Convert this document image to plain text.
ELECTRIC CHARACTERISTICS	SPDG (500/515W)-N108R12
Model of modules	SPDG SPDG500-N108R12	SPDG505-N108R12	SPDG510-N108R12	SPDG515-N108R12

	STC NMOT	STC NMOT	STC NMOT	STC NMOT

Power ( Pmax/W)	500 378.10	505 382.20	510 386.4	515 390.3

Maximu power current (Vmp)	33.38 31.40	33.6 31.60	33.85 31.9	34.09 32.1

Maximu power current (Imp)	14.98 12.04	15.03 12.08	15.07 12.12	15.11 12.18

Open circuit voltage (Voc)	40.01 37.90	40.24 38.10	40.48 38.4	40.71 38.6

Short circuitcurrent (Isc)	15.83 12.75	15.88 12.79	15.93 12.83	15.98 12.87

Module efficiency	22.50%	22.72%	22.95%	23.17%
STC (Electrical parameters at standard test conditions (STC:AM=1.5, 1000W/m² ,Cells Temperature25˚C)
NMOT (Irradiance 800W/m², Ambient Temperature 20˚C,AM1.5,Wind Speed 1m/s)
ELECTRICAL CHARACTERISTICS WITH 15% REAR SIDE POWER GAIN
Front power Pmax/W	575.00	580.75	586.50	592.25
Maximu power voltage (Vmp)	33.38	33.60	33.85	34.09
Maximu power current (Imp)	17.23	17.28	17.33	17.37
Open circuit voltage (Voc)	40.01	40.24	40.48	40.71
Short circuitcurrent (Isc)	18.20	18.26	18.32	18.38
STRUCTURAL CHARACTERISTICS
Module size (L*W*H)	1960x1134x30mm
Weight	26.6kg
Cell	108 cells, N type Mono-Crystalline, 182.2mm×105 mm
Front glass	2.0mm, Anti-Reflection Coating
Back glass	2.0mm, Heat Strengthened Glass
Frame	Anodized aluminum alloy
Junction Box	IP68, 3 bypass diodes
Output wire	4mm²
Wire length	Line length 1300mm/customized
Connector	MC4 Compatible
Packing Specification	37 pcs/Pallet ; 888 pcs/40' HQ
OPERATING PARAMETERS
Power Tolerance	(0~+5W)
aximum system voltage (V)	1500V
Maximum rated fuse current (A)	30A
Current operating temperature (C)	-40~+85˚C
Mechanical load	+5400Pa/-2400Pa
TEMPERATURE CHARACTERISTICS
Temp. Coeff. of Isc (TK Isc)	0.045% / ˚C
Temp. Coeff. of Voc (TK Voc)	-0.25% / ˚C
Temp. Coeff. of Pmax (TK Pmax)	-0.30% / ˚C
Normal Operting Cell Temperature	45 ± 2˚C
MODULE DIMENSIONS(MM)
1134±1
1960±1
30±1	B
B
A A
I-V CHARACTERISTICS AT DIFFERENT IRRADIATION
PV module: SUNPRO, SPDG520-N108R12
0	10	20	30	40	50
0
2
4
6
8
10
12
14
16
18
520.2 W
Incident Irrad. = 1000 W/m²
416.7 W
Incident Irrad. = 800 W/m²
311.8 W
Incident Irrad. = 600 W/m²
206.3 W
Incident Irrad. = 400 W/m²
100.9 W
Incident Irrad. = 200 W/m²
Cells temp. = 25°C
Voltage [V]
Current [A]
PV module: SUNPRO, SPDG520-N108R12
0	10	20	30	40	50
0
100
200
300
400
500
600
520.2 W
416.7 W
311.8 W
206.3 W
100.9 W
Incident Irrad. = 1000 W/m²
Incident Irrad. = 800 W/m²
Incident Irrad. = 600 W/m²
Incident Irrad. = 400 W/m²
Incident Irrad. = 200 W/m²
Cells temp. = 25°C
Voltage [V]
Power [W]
# # #
**What needs to be done:** Above are the records; report how many of their lines hold the string "Front", with no other words.

**Result:** 2